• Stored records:

+===+

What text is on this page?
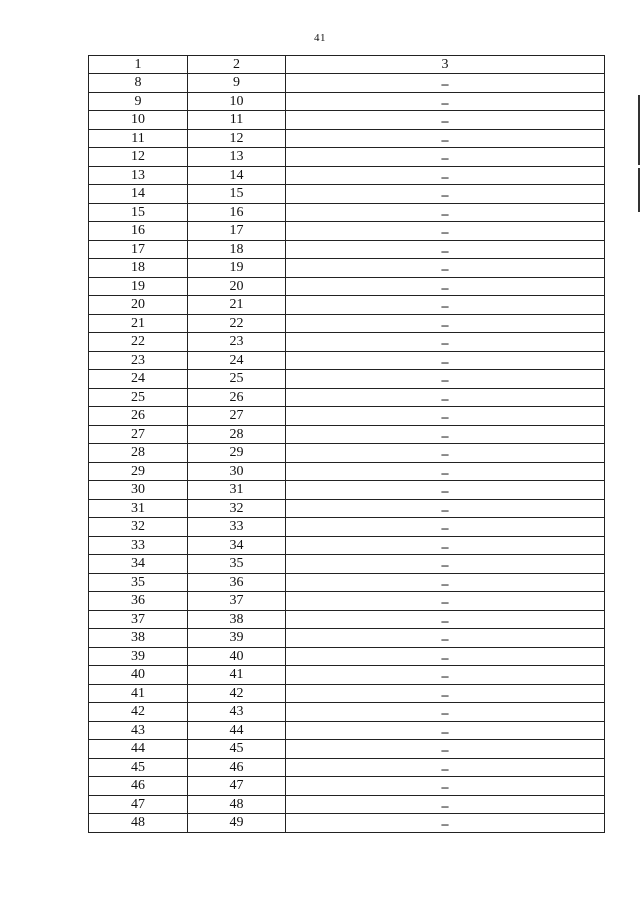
41
1	2	3
8	9	–
9	10	–
10	11	–
11	12	–
12	13	–
13	14	–
14	15	–
15	16	–
16	17	–
17	18	–
18	19	–
19	20	–
20	21	–
21	22	–
22	23	–
23	24	–
24	25	–
25	26	–
26	27	–
27	28	–
28	29	–
29	30	–
30	31	–
31	32	–
32	33	–
33	34	–
34	35	–
35	36	–
36	37	–
37	38	–
38	39	–
39	40	–
40	41	–
41	42	–
42	43	–
43	44	–
44	45	–
45	46	–
46	47	–
47	48	–
48	49	–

+===+

• Task goal: Omit every picture, then reproduce the rest of the listing exactly.

• Full answer:
What text is on this page?
41
1	2	3
8	9	–
9	10	–
10	11	–
11	12	–
12	13	–
13	14	–
14	15	–
15	16	–
16	17	–
17	18	–
18	19	–
19	20	–
20	21	–
21	22	–
22	23	–
23	24	–
24	25	–
25	26	–
26	27	–
27	28	–
28	29	–
29	30	–
30	31	–
31	32	–
32	33	–
33	34	–
34	35	–
35	36	–
36	37	–
37	38	–
38	39	–
39	40	–
40	41	–
41	42	–
42	43	–
43	44	–
44	45	–
45	46	–
46	47	–
47	48	–
48	49	–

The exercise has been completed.